Passage given –
__________________________________________________

Cumulative Metrics
What is a cumulative metric?
Cumulative metrics aggregate a measure over a given window. If no window is specified, the window is considered infinite and would accumulate the measure over all time.
Window Options
If a window option is specified, the MetricFlow framework applies a sliding window to the underlying measure.
Suppose the underlying measure distinct_users
is configured as such to reflect a count of distinct users by user_id and user_status.
measures:
- name: distinct_users
description: The number of distinct users creating mql queries
expr: case when user_status in ('PENDING','ACTIVE') then user_id else null end
agg: count_distinct
We can write a cumulative metric wau_rolling_7
as such:
---
metric:
name: wau_rolling_7
owners:
- support@transformdata.io
# Define the measure and the window.

__________________________________________________

(Annotated element listings)

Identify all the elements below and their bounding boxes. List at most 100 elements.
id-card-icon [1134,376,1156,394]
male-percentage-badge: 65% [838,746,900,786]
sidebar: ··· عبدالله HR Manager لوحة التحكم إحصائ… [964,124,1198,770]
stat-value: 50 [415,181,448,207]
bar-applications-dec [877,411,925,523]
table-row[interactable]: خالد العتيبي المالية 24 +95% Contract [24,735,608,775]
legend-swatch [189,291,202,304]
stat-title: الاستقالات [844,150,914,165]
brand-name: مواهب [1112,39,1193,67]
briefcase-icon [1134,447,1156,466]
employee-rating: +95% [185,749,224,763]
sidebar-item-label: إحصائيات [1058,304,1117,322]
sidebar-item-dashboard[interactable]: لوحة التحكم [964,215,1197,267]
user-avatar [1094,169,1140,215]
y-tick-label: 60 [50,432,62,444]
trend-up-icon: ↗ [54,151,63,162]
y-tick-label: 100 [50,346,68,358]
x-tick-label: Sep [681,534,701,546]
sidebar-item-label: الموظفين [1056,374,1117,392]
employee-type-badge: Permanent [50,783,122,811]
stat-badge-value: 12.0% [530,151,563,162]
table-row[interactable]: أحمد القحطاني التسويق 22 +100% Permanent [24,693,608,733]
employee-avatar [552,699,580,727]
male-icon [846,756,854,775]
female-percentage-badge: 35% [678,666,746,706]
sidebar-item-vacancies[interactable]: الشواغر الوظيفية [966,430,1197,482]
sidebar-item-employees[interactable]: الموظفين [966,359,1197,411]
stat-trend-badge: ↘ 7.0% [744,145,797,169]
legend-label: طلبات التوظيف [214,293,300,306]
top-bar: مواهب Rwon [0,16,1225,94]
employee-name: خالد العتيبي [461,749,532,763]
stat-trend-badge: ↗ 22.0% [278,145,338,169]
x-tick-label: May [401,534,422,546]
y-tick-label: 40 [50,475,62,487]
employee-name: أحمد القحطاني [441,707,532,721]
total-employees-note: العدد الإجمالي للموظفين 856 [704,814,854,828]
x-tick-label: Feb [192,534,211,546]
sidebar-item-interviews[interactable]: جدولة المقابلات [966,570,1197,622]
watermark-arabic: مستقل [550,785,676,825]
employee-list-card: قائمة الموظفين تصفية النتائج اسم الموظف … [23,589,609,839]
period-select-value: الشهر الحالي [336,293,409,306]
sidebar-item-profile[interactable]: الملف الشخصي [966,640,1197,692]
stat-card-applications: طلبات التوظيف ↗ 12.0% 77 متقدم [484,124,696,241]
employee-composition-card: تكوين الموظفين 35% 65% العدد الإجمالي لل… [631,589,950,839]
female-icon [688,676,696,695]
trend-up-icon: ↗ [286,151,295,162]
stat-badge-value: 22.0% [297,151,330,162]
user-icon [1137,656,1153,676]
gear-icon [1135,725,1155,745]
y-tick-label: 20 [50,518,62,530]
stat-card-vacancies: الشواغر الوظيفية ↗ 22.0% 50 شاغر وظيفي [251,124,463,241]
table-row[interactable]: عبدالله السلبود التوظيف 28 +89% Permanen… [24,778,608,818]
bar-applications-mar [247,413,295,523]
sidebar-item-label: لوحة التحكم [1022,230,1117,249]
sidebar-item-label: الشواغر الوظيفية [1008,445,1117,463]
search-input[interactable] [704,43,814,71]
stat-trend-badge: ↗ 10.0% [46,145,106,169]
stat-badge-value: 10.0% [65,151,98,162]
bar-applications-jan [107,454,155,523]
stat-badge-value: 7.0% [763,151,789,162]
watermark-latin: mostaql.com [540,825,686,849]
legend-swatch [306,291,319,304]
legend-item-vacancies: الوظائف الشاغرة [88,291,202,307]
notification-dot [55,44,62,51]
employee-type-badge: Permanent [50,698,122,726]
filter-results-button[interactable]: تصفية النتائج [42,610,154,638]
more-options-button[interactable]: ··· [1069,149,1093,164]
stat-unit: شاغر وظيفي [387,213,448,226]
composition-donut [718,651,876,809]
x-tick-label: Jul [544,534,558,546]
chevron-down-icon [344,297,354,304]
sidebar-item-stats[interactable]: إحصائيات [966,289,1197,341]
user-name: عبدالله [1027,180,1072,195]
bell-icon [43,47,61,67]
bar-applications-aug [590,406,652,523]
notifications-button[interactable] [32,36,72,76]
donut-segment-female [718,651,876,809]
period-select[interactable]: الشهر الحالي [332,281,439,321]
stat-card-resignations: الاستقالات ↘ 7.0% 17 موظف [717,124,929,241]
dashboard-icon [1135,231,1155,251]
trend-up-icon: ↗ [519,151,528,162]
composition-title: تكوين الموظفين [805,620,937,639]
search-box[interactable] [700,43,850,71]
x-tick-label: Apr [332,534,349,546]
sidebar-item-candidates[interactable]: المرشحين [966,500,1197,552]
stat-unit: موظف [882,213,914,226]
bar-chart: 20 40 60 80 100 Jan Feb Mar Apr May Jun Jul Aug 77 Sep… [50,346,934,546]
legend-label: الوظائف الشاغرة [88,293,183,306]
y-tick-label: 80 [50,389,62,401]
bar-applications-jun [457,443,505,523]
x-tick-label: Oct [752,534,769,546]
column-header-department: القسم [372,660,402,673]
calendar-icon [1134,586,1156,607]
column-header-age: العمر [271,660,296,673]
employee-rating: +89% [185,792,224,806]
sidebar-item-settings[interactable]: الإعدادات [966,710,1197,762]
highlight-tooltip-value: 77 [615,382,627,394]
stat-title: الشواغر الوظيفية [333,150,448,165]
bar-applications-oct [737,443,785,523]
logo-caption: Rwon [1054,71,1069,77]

__________________________________________________

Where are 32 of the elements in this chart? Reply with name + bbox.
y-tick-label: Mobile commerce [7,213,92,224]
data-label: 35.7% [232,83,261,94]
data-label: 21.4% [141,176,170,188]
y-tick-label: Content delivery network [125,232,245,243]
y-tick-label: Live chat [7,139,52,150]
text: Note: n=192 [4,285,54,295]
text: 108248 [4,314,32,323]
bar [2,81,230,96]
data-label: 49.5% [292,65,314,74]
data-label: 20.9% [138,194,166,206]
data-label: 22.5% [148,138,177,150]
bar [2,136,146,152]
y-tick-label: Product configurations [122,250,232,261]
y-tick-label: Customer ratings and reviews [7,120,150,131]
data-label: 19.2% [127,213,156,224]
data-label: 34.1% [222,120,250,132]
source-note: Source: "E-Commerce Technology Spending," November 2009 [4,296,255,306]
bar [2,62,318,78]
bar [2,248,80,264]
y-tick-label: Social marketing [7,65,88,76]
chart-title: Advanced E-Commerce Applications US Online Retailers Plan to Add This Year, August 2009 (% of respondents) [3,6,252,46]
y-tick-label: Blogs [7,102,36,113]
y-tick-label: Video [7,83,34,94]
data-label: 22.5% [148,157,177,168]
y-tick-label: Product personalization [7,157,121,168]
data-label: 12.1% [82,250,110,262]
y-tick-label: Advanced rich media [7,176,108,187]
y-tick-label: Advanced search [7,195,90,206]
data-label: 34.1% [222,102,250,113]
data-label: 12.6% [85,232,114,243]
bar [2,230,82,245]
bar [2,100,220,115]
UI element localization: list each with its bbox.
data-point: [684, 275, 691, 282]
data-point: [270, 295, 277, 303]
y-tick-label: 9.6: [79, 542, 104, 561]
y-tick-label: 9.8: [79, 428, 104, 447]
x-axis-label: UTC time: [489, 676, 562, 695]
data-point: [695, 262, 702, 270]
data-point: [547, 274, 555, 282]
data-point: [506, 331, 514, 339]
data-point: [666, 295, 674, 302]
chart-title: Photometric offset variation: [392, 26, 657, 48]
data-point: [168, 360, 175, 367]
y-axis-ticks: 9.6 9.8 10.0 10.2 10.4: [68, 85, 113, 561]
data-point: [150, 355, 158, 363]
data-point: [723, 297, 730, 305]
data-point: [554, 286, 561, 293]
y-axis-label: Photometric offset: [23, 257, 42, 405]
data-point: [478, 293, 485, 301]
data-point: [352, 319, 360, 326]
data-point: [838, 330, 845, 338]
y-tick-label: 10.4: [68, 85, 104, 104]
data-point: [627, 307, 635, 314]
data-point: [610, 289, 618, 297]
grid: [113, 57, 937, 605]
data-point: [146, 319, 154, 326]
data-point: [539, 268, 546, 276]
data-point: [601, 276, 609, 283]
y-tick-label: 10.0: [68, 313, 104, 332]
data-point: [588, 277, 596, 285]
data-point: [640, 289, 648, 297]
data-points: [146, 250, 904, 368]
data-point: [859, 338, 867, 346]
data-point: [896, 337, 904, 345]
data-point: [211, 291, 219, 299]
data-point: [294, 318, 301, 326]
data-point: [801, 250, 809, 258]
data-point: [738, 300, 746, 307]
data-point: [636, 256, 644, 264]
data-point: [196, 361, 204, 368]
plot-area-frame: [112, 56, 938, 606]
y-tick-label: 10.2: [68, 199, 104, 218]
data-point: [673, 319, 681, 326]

__________________________________________________

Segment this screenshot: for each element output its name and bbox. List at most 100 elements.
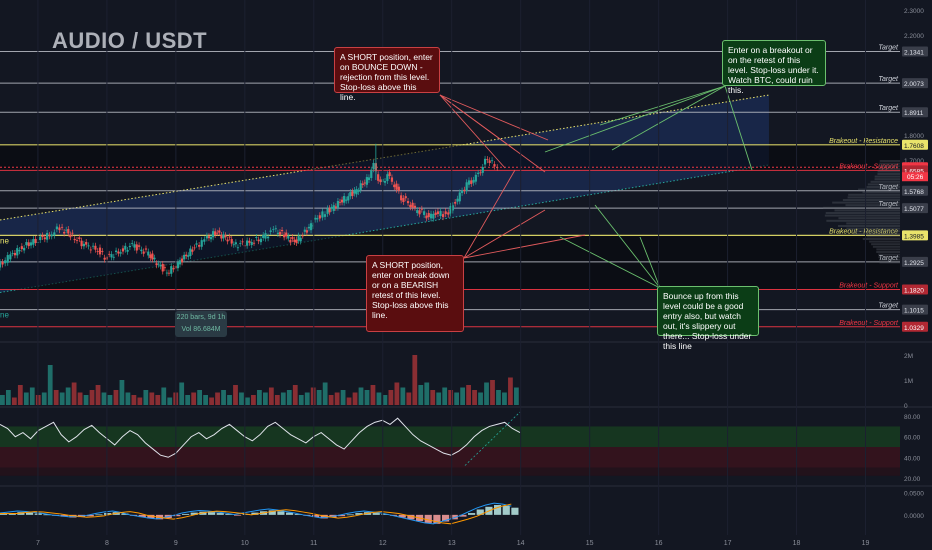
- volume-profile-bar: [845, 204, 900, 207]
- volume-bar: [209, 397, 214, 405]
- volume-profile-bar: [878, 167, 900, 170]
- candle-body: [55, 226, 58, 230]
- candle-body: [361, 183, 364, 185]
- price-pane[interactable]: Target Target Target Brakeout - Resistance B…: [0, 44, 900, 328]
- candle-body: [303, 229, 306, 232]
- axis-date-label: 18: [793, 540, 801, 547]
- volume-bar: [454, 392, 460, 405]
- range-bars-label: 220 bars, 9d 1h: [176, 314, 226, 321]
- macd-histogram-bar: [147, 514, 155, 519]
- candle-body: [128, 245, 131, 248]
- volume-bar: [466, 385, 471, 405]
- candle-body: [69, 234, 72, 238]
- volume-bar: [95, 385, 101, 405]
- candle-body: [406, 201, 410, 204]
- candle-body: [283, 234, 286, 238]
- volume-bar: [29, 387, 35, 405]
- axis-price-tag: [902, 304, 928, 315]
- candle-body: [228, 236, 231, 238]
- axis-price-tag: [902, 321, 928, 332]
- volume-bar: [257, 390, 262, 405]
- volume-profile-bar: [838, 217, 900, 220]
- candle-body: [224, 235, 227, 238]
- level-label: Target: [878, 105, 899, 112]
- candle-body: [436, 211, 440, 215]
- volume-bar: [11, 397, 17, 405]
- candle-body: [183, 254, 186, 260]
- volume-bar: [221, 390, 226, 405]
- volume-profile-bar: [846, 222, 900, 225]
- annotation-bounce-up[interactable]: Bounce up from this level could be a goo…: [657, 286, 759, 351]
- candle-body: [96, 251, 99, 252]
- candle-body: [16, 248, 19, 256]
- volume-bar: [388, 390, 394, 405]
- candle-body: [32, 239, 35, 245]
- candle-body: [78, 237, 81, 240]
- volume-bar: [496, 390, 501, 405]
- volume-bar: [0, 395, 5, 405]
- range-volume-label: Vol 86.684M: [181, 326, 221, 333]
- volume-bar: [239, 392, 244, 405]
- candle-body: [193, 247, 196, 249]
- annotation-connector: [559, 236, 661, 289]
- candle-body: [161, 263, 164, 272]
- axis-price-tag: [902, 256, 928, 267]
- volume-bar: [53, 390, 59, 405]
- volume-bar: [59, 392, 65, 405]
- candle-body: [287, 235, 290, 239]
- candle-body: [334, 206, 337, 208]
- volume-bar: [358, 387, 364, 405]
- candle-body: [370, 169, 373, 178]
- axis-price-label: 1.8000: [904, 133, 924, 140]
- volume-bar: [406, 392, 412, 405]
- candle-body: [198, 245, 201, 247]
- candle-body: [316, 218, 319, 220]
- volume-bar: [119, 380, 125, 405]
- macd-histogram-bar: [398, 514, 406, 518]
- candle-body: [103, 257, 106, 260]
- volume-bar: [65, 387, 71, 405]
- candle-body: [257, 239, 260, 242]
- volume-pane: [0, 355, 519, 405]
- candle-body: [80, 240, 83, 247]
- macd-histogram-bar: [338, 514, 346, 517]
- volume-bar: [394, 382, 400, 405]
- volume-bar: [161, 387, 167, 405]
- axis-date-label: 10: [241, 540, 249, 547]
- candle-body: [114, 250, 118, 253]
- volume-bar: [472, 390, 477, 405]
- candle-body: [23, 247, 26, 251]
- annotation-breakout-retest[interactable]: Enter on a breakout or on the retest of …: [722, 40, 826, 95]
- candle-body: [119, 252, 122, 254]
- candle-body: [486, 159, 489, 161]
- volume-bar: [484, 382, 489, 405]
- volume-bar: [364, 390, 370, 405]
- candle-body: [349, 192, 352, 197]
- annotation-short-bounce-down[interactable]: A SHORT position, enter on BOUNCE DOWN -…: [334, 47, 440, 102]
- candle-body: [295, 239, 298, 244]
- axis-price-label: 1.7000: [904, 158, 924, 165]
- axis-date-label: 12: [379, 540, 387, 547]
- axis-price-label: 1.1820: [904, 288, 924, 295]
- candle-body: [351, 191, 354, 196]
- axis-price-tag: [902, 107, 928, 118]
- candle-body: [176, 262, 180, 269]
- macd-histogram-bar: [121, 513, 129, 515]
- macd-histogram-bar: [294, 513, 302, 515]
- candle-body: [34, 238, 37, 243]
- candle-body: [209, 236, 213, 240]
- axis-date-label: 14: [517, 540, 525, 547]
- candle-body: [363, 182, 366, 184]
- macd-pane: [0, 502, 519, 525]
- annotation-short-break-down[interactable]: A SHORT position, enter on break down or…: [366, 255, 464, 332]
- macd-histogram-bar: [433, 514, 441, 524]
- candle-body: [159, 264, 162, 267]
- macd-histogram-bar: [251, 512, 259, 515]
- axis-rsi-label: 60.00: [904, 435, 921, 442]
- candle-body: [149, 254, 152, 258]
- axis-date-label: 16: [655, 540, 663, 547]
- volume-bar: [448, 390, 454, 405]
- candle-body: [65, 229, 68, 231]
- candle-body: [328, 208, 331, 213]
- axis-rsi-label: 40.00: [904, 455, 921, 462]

__________________________________________________

Set exercise 1 –
In the cumulative metrics text, what happens when no window is specified?
Set exercise 2 –
Write the next part of the cumulative metrics text, starting right after its last line.
These records were taken from a different source than the cumulative metrics text.

Result 1 –
The window is treated as infinite, so the measure accumulates over all time.

Result 2 –
type: cumulative
type_params:
measures:
- distinct_users
# the default window is infinity - omitting window will accumulate the measure over all time
window: 7 days
From the sample yaml above, note the following:
type
: Specify cumulative to indicate the type of metric.type_params
: Specify the measure to be aggregated as a cumulative metric. You have the option of specifying awindow
, or agrain to date
.
In the cumulative metric wau_rolling_7
, the MetricFlow framework first takes a sliding 7 day window of all relevant users, and then applies the measure's count distinct function.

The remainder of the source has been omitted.